* [Problem to solve] Each entry in the listing below should be restated word for word.

Entries with figure data
»»
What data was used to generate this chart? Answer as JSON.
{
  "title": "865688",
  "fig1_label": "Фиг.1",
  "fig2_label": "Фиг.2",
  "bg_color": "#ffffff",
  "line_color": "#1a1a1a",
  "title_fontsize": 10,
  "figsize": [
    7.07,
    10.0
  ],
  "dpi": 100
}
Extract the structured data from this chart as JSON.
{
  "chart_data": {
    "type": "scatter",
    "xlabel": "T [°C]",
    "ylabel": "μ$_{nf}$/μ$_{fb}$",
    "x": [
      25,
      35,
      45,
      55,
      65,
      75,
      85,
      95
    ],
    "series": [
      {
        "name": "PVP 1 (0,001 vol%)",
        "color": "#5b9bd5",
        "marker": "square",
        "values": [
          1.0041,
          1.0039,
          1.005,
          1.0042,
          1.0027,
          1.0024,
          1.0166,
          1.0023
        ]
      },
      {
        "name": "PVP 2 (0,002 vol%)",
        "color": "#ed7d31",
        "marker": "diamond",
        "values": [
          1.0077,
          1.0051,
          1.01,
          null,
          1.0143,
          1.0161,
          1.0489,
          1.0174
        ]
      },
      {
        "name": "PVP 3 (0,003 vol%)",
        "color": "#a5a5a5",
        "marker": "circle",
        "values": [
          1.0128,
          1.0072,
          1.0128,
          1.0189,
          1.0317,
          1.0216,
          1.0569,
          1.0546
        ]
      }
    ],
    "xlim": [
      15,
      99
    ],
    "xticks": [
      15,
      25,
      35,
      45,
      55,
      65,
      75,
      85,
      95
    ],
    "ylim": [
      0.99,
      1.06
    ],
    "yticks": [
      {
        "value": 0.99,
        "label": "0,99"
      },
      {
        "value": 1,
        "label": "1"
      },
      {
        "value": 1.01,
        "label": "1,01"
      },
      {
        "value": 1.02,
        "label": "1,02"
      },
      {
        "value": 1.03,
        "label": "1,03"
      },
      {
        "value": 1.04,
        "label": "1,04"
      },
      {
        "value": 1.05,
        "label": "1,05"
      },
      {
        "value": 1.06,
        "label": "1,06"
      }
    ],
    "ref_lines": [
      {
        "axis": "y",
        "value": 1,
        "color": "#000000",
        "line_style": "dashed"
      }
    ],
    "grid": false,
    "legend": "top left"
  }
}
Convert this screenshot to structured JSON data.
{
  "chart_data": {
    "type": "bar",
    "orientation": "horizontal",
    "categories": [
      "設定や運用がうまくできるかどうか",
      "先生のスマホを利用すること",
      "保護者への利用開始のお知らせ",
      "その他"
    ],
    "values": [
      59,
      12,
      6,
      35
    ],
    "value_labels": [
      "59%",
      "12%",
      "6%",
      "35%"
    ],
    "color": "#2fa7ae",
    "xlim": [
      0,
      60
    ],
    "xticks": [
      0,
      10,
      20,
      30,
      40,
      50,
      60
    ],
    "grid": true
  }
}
««
* [Reply to the exercise]
What data was used to generate this chart? Answer as JSON.
{
  "title": "865688",
  "fig1_label": "Фиг.1",
  "fig2_label": "Фиг.2",
  "bg_color": "#ffffff",
  "line_color": "#1a1a1a",
  "title_fontsize": 10,
  "figsize": [
    7.07,
    10.0
  ],
  "dpi": 100
}
Extract the structured data from this chart as JSON.
{
  "chart_data": {
    "type": "scatter",
    "xlabel": "T [°C]",
    "ylabel": "μ$_{nf}$/μ$_{fb}$",
    "x": [
      25,
      35,
      45,
      55,
      65,
      75,
      85,
      95
    ],
    "series": [
      {
        "name": "PVP 1 (0,001 vol%)",
        "color": "#5b9bd5",
        "marker": "square",
        "values": [
          1.0041,
          1.0039,
          1.005,
          1.0042,
          1.0027,
          1.0024,
          1.0166,
          1.0023
        ]
      },
      {
        "name": "PVP 2 (0,002 vol%)",
        "color": "#ed7d31",
        "marker": "diamond",
        "values": [
          1.0077,
          1.0051,
          1.01,
          null,
          1.0143,
          1.0161,
          1.0489,
          1.0174
        ]
      },
      {
        "name": "PVP 3 (0,003 vol%)",
        "color": "#a5a5a5",
        "marker": "circle",
        "values": [
          1.0128,
          1.0072,
          1.0128,
          1.0189,
          1.0317,
          1.0216,
          1.0569,
          1.0546
        ]
      }
    ],
    "xlim": [
      15,
      99
    ],
    "xticks": [
      15,
      25,
      35,
      45,
      55,
      65,
      75,
      85,
      95
    ],
    "ylim": [
      0.99,
      1.06
    ],
    "yticks": [
      {
        "value": 0.99,
        "label": "0,99"
      },
      {
        "value": 1,
        "label": "1"
      },
      {
        "value": 1.01,
        "label": "1,01"
      },
      {
        "value": 1.02,
        "label": "1,02"
      },
      {
        "value": 1.03,
        "label": "1,03"
      },
      {
        "value": 1.04,
        "label": "1,04"
      },
      {
        "value": 1.05,
        "label": "1,05"
      },
      {
        "value": 1.06,
        "label": "1,06"
      }
    ],
    "ref_lines": [
      {
        "axis": "y",
        "value": 1,
        "color": "#000000",
        "line_style": "dashed"
      }
    ],
    "grid": false,
    "legend": "top left"
  }
}
Convert this screenshot to structured JSON data.
{
  "chart_data": {
    "type": "bar",
    "orientation": "horizontal",
    "categories": [
      "設定や運用がうまくできるかどうか",
      "先生のスマホを利用すること",
      "保護者への利用開始のお知らせ",
      "その他"
    ],
    "values": [
      59,
      12,
      6,
      35
    ],
    "value_labels": [
      "59%",
      "12%",
      "6%",
      "35%"
    ],
    "color": "#2fa7ae",
    "xlim": [
      0,
      60
    ],
    "xticks": [
      0,
      10,
      20,
      30,
      40,
      50,
      60
    ],
    "grid": true
  }
}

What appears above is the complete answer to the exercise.